■ **Problem description**
Output an exact reproduction of the data.

■ **Supplied material**

--- Start ---

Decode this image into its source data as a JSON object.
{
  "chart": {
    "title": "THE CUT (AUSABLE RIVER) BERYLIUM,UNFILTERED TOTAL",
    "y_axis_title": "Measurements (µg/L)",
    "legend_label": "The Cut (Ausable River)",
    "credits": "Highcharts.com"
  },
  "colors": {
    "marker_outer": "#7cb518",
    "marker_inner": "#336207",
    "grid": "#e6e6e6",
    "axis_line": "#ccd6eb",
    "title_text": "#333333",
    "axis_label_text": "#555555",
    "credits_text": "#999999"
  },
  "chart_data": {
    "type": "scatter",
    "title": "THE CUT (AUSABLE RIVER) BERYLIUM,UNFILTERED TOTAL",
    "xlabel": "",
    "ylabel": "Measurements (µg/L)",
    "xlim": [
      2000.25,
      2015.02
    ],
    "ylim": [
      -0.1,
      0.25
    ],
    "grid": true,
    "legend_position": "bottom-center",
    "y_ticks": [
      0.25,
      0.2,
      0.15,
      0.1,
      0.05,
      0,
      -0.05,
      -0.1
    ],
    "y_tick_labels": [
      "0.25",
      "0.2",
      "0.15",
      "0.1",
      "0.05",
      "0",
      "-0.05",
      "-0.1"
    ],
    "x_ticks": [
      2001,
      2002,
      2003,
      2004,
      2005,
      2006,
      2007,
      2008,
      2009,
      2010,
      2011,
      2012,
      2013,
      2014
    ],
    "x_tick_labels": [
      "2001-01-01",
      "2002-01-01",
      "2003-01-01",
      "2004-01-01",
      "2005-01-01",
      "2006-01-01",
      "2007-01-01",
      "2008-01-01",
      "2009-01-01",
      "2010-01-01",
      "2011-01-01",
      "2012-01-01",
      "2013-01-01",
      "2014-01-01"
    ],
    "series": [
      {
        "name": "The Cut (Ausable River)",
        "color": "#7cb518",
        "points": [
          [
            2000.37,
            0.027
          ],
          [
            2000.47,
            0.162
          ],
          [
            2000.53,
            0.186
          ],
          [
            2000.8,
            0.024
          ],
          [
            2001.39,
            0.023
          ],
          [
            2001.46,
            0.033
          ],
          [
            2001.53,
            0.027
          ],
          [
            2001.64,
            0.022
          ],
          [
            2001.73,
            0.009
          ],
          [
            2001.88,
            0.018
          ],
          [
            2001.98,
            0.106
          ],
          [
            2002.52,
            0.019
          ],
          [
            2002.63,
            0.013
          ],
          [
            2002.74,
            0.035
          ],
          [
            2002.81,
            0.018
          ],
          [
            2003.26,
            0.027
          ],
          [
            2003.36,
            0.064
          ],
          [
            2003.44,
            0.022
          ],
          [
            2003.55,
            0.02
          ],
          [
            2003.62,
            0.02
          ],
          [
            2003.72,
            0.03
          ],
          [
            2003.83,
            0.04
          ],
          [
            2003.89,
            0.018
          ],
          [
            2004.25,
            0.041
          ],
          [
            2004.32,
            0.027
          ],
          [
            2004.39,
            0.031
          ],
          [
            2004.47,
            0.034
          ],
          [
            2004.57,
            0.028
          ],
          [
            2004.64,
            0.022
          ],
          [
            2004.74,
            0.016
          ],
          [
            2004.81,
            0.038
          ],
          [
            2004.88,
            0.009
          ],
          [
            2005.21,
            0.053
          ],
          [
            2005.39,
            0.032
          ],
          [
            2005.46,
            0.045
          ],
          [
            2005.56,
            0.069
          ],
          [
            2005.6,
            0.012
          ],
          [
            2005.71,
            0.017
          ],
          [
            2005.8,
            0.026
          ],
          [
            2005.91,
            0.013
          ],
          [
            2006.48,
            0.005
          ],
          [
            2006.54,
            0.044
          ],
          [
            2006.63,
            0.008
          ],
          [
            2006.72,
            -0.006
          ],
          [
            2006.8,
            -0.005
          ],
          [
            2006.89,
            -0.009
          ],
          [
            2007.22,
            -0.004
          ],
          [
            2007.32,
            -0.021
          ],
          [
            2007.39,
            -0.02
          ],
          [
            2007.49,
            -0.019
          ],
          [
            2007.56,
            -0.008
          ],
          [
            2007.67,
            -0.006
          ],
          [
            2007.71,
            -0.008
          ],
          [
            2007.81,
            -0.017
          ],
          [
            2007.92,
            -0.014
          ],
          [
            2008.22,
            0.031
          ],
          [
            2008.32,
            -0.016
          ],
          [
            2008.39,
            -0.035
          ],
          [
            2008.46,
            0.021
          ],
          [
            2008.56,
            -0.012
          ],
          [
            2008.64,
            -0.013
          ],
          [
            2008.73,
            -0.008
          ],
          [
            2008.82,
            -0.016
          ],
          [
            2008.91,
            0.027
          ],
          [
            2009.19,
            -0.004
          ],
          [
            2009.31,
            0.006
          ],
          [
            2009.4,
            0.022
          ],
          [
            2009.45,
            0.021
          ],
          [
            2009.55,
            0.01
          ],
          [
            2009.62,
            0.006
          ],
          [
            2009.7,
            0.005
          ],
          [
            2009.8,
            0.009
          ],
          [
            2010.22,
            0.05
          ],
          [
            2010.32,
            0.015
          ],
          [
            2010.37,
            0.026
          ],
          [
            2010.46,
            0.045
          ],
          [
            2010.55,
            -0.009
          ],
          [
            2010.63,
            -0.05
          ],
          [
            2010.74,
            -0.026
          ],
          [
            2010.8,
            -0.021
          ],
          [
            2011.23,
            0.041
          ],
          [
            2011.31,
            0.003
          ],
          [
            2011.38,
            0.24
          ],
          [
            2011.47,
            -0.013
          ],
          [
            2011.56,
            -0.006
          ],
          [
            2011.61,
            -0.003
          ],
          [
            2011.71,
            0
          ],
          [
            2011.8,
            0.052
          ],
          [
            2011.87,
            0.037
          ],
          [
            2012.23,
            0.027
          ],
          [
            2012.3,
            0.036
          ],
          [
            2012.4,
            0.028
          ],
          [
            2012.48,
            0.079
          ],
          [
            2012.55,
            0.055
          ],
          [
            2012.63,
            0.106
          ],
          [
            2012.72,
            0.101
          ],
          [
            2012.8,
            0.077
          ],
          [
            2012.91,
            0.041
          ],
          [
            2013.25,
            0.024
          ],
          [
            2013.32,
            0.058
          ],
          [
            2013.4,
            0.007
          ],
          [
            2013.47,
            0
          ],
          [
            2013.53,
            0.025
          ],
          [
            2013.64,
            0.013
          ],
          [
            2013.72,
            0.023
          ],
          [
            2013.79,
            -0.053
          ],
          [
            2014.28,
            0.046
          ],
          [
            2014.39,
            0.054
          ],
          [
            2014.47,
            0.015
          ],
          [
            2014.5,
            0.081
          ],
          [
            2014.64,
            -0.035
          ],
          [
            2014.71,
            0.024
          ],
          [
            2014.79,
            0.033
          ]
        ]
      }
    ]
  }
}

--- End ---

■ **Output below**
Decode this image into its source data as a JSON object.
{
  "chart": {
    "title": "THE CUT (AUSABLE RIVER) BERYLIUM,UNFILTERED TOTAL",
    "y_axis_title": "Measurements (µg/L)",
    "legend_label": "The Cut (Ausable River)",
    "credits": "Highcharts.com"
  },
  "colors": {
    "marker_outer": "#7cb518",
    "marker_inner": "#336207",
    "grid": "#e6e6e6",
    "axis_line": "#ccd6eb",
    "title_text": "#333333",
    "axis_label_text": "#555555",
    "credits_text": "#999999"
  },
  "chart_data": {
    "type": "scatter",
    "title": "THE CUT (AUSABLE RIVER) BERYLIUM,UNFILTERED TOTAL",
    "xlabel": "",
    "ylabel": "Measurements (µg/L)",
    "xlim": [
      2000.25,
      2015.02
    ],
    "ylim": [
      -0.1,
      0.25
    ],
    "grid": true,
    "legend_position": "bottom-center",
    "y_ticks": [
      0.25,
      0.2,
      0.15,
      0.1,
      0.05,
      0,
      -0.05,
      -0.1
    ],
    "y_tick_labels": [
      "0.25",
      "0.2",
      "0.15",
      "0.1",
      "0.05",
      "0",
      "-0.05",
      "-0.1"
    ],
    "x_ticks": [
      2001,
      2002,
      2003,
      2004,
      2005,
      2006,
      2007,
      2008,
      2009,
      2010,
      2011,
      2012,
      2013,
      2014
    ],
    "x_tick_labels": [
      "2001-01-01",
      "2002-01-01",
      "2003-01-01",
      "2004-01-01",
      "2005-01-01",
      "2006-01-01",
      "2007-01-01",
      "2008-01-01",
      "2009-01-01",
      "2010-01-01",
      "2011-01-01",
      "2012-01-01",
      "2013-01-01",
      "2014-01-01"
    ],
    "series": [
      {
        "name": "The Cut (Ausable River)",
        "color": "#7cb518",
        "points": [
          [
            2000.37,
            0.027
          ],
          [
            2000.47,
            0.162
          ],
          [
            2000.53,
            0.186
          ],
          [
            2000.8,
            0.024
          ],
          [
            2001.39,
            0.023
          ],
          [
            2001.46,
            0.033
          ],
          [
            2001.53,
            0.027
          ],
          [
            2001.64,
            0.022
          ],
          [
            2001.73,
            0.009
          ],
          [
            2001.88,
            0.018
          ],
          [
            2001.98,
            0.106
          ],
          [
            2002.52,
            0.019
          ],
          [
            2002.63,
            0.013
          ],
          [
            2002.74,
            0.035
          ],
          [
            2002.81,
            0.018
          ],
          [
            2003.26,
            0.027
          ],
          [
            2003.36,
            0.064
          ],
          [
            2003.44,
            0.022
          ],
          [
            2003.55,
            0.02
          ],
          [
            2003.62,
            0.02
          ],
          [
            2003.72,
            0.03
          ],
          [
            2003.83,
            0.04
          ],
          [
            2003.89,
            0.018
          ],
          [
            2004.25,
            0.041
          ],
          [
            2004.32,
            0.027
          ],
          [
            2004.39,
            0.031
          ],
          [
            2004.47,
            0.034
          ],
          [
            2004.57,
            0.028
          ],
          [
            2004.64,
            0.022
          ],
          [
            2004.74,
            0.016
          ],
          [
            2004.81,
            0.038
          ],
          [
            2004.88,
            0.009
          ],
          [
            2005.21,
            0.053
          ],
          [
            2005.39,
            0.032
          ],
          [
            2005.46,
            0.045
          ],
          [
            2005.56,
            0.069
          ],
          [
            2005.6,
            0.012
          ],
          [
            2005.71,
            0.017
          ],
          [
            2005.8,
            0.026
          ],
          [
            2005.91,
            0.013
          ],
          [
            2006.48,
            0.005
          ],
          [
            2006.54,
            0.044
          ],
          [
            2006.63,
            0.008
          ],
          [
            2006.72,
            -0.006
          ],
          [
            2006.8,
            -0.005
          ],
          [
            2006.89,
            -0.009
          ],
          [
            2007.22,
            -0.004
          ],
          [
            2007.32,
            -0.021
          ],
          [
            2007.39,
            -0.02
          ],
          [
            2007.49,
            -0.019
          ],
          [
            2007.56,
            -0.008
          ],
          [
            2007.67,
            -0.006
          ],
          [
            2007.71,
            -0.008
          ],
          [
            2007.81,
            -0.017
          ],
          [
            2007.92,
            -0.014
          ],
          [
            2008.22,
            0.031
          ],
          [
            2008.32,
            -0.016
          ],
          [
            2008.39,
            -0.035
          ],
          [
            2008.46,
            0.021
          ],
          [
            2008.56,
            -0.012
          ],
          [
            2008.64,
            -0.013
          ],
          [
            2008.73,
            -0.008
          ],
          [
            2008.82,
            -0.016
          ],
          [
            2008.91,
            0.027
          ],
          [
            2009.19,
            -0.004
          ],
          [
            2009.31,
            0.006
          ],
          [
            2009.4,
            0.022
          ],
          [
            2009.45,
            0.021
          ],
          [
            2009.55,
            0.01
          ],
          [
            2009.62,
            0.006
          ],
          [
            2009.7,
            0.005
          ],
          [
            2009.8,
            0.009
          ],
          [
            2010.22,
            0.05
          ],
          [
            2010.32,
            0.015
          ],
          [
            2010.37,
            0.026
          ],
          [
            2010.46,
            0.045
          ],
          [
            2010.55,
            -0.009
          ],
          [
            2010.63,
            -0.05
          ],
          [
            2010.74,
            -0.026
          ],
          [
            2010.8,
            -0.021
          ],
          [
            2011.23,
            0.041
          ],
          [
            2011.31,
            0.003
          ],
          [
            2011.38,
            0.24
          ],
          [
            2011.47,
            -0.013
          ],
          [
            2011.56,
            -0.006
          ],
          [
            2011.61,
            -0.003
          ],
          [
            2011.71,
            0
          ],
          [
            2011.8,
            0.052
          ],
          [
            2011.87,
            0.037
          ],
          [
            2012.23,
            0.027
          ],
          [
            2012.3,
            0.036
          ],
          [
            2012.4,
            0.028
          ],
          [
            2012.48,
            0.079
          ],
          [
            2012.55,
            0.055
          ],
          [
            2012.63,
            0.106
          ],
          [
            2012.72,
            0.101
          ],
          [
            2012.8,
            0.077
          ],
          [
            2012.91,
            0.041
          ],
          [
            2013.25,
            0.024
          ],
          [
            2013.32,
            0.058
          ],
          [
            2013.4,
            0.007
          ],
          [
            2013.47,
            0
          ],
          [
            2013.53,
            0.025
          ],
          [
            2013.64,
            0.013
          ],
          [
            2013.72,
            0.023
          ],
          [
            2013.79,
            -0.053
          ],
          [
            2014.28,
            0.046
          ],
          [
            2014.39,
            0.054
          ],
          [
            2014.47,
            0.015
          ],
          [
            2014.5,
            0.081
          ],
          [
            2014.64,
            -0.035
          ],
          [
            2014.71,
            0.024
          ],
          [
            2014.79,
            0.033
          ]
        ]
      }
    ]
  }
}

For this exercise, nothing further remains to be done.